- [Requirements]
Copy out each line in the material below that has the word "string".

Collection entries:
####

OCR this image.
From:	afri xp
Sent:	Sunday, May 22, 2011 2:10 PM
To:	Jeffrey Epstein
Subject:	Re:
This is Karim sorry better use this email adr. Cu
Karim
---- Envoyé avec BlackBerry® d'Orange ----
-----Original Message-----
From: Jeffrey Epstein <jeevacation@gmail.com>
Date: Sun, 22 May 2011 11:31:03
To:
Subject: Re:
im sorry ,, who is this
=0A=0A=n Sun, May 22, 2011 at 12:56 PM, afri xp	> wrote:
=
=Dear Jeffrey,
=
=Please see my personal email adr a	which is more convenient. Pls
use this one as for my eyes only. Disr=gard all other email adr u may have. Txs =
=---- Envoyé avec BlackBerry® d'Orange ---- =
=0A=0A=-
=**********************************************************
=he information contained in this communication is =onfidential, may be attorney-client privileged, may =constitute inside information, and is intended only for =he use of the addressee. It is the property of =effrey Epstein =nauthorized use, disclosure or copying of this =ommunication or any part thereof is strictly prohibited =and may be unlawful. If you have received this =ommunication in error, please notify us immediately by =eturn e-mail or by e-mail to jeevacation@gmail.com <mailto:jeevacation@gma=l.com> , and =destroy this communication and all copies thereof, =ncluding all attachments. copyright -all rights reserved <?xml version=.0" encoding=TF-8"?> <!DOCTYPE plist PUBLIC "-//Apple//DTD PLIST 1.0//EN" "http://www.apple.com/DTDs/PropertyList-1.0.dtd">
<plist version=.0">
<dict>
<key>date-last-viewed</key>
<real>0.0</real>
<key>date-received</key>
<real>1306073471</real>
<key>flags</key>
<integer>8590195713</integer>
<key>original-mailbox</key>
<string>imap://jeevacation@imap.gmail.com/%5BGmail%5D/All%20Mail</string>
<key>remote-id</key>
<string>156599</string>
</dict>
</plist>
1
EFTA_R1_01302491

####

- [Response]
<string>imap://jeevacation@imap.gmail.com/%5BGmail%5D/All%20Mail</string>
<string>156599</string>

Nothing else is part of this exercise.